▸ WHAT THE TASK ASKS
Set the following entries down again exactly, line by line.

╭──

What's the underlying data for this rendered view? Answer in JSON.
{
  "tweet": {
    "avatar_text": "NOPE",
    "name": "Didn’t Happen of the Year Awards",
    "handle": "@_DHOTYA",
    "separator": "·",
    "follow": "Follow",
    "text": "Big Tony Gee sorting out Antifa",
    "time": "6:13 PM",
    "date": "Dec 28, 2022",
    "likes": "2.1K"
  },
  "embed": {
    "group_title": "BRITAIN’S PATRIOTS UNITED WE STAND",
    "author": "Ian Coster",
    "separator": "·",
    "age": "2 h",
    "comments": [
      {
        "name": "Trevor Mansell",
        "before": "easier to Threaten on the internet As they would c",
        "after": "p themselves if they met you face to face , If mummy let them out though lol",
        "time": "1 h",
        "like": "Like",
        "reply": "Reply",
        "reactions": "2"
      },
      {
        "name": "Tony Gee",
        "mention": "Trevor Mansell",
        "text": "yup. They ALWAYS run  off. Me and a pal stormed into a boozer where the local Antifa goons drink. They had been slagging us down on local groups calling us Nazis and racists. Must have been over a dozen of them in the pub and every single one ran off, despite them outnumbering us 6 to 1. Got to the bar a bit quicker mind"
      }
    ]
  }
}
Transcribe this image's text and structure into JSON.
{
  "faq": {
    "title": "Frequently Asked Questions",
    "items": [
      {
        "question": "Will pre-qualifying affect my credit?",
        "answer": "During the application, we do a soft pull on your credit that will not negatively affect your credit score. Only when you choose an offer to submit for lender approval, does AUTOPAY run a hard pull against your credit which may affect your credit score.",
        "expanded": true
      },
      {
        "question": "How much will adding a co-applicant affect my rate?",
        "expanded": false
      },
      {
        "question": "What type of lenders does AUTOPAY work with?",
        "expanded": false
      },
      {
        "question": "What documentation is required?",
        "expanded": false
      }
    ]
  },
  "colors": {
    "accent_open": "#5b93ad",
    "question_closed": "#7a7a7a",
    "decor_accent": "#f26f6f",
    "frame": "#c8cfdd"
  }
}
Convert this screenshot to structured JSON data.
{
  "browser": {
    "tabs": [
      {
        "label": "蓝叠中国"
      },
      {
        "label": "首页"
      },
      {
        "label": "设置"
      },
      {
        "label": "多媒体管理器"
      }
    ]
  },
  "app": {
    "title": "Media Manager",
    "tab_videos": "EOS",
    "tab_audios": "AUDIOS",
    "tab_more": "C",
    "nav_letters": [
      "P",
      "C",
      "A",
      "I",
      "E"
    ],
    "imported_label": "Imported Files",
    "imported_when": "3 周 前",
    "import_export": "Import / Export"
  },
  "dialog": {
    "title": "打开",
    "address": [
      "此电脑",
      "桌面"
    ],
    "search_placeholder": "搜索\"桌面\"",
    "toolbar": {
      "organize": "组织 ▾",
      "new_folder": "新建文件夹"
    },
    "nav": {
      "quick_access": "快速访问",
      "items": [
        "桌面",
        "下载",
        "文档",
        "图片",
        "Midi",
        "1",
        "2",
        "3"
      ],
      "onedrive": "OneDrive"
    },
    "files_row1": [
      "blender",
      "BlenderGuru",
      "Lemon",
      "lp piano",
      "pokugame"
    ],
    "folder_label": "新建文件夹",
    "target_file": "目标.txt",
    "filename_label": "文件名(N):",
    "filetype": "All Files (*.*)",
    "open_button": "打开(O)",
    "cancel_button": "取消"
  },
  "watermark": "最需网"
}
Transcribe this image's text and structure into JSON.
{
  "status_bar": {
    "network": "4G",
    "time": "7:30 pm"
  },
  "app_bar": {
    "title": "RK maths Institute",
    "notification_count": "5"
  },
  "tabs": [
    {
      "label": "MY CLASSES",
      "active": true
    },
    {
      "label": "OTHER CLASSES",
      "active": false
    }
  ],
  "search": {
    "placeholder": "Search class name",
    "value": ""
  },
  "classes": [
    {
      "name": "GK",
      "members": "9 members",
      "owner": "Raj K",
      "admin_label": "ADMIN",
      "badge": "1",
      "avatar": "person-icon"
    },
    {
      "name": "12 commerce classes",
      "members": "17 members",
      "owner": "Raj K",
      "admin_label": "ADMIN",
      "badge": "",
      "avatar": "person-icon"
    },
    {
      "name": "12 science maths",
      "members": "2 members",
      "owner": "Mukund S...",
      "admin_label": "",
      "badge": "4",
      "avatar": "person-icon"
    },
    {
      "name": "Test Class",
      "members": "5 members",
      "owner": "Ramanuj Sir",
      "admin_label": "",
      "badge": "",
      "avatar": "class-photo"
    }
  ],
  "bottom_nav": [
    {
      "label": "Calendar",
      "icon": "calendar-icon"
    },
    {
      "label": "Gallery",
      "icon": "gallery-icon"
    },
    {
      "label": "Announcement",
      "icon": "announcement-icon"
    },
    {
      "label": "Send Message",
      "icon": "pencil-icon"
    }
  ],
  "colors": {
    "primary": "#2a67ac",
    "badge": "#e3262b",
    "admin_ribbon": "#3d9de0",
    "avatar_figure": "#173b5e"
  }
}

╰──

▸ ANSWER TO THE EXERCISE
What's the underlying data for this rendered view? Answer in JSON.
{
  "tweet": {
    "avatar_text": "NOPE",
    "name": "Didn’t Happen of the Year Awards",
    "handle": "@_DHOTYA",
    "separator": "·",
    "follow": "Follow",
    "text": "Big Tony Gee sorting out Antifa",
    "time": "6:13 PM",
    "date": "Dec 28, 2022",
    "likes": "2.1K"
  },
  "embed": {
    "group_title": "BRITAIN’S PATRIOTS UNITED WE STAND",
    "author": "Ian Coster",
    "separator": "·",
    "age": "2 h",
    "comments": [
      {
        "name": "Trevor Mansell",
        "before": "easier to Threaten on the internet As they would c",
        "after": "p themselves if they met you face to face , If mummy let them out though lol",
        "time": "1 h",
        "like": "Like",
        "reply": "Reply",
        "reactions": "2"
      },
      {
        "name": "Tony Gee",
        "mention": "Trevor Mansell",
        "text": "yup. They ALWAYS run  off. Me and a pal stormed into a boozer where the local Antifa goons drink. They had been slagging us down on local groups calling us Nazis and racists. Must have been over a dozen of them in the pub and every single one ran off, despite them outnumbering us 6 to 1. Got to the bar a bit quicker mind"
      }
    ]
  }
}
Transcribe this image's text and structure into JSON.
{
  "faq": {
    "title": "Frequently Asked Questions",
    "items": [
      {
        "question": "Will pre-qualifying affect my credit?",
        "answer": "During the application, we do a soft pull on your credit that will not negatively affect your credit score. Only when you choose an offer to submit for lender approval, does AUTOPAY run a hard pull against your credit which may affect your credit score.",
        "expanded": true
      },
      {
        "question": "How much will adding a co-applicant affect my rate?",
        "expanded": false
      },
      {
        "question": "What type of lenders does AUTOPAY work with?",
        "expanded": false
      },
      {
        "question": "What documentation is required?",
        "expanded": false
      }
    ]
  },
  "colors": {
    "accent_open": "#5b93ad",
    "question_closed": "#7a7a7a",
    "decor_accent": "#f26f6f",
    "frame": "#c8cfdd"
  }
}
Convert this screenshot to structured JSON data.
{
  "browser": {
    "tabs": [
      {
        "label": "蓝叠中国"
      },
      {
        "label": "首页"
      },
      {
        "label": "设置"
      },
      {
        "label": "多媒体管理器"
      }
    ]
  },
  "app": {
    "title": "Media Manager",
    "tab_videos": "EOS",
    "tab_audios": "AUDIOS",
    "tab_more": "C",
    "nav_letters": [
      "P",
      "C",
      "A",
      "I",
      "E"
    ],
    "imported_label": "Imported Files",
    "imported_when": "3 周 前",
    "import_export": "Import / Export"
  },
  "dialog": {
    "title": "打开",
    "address": [
      "此电脑",
      "桌面"
    ],
    "search_placeholder": "搜索\"桌面\"",
    "toolbar": {
      "organize": "组织 ▾",
      "new_folder": "新建文件夹"
    },
    "nav": {
      "quick_access": "快速访问",
      "items": [
        "桌面",
        "下载",
        "文档",
        "图片",
        "Midi",
        "1",
        "2",
        "3"
      ],
      "onedrive": "OneDrive"
    },
    "files_row1": [
      "blender",
      "BlenderGuru",
      "Lemon",
      "lp piano",
      "pokugame"
    ],
    "folder_label": "新建文件夹",
    "target_file": "目标.txt",
    "filename_label": "文件名(N):",
    "filetype": "All Files (*.*)",
    "open_button": "打开(O)",
    "cancel_button": "取消"
  },
  "watermark": "最需网"
}
Transcribe this image's text and structure into JSON.
{
  "status_bar": {
    "network": "4G",
    "time": "7:30 pm"
  },
  "app_bar": {
    "title": "RK maths Institute",
    "notification_count": "5"
  },
  "tabs": [
    {
      "label": "MY CLASSES",
      "active": true
    },
    {
      "label": "OTHER CLASSES",
      "active": false
    }
  ],
  "search": {
    "placeholder": "Search class name",
    "value": ""
  },
  "classes": [
    {
      "name": "GK",
      "members": "9 members",
      "owner": "Raj K",
      "admin_label": "ADMIN",
      "badge": "1",
      "avatar": "person-icon"
    },
    {
      "name": "12 commerce classes",
      "members": "17 members",
      "owner": "Raj K",
      "admin_label": "ADMIN",
      "badge": "",
      "avatar": "person-icon"
    },
    {
      "name": "12 science maths",
      "members": "2 members",
      "owner": "Mukund S...",
      "admin_label": "",
      "badge": "4",
      "avatar": "person-icon"
    },
    {
      "name": "Test Class",
      "members": "5 members",
      "owner": "Ramanuj Sir",
      "admin_label": "",
      "badge": "",
      "avatar": "class-photo"
    }
  ],
  "bottom_nav": [
    {
      "label": "Calendar",
      "icon": "calendar-icon"
    },
    {
      "label": "Gallery",
      "icon": "gallery-icon"
    },
    {
      "label": "Announcement",
      "icon": "announcement-icon"
    },
    {
      "label": "Send Message",
      "icon": "pencil-icon"
    }
  ],
  "colors": {
    "primary": "#2a67ac",
    "badge": "#e3262b",
    "admin_ribbon": "#3d9de0",
    "avatar_figure": "#173b5e"
  }
}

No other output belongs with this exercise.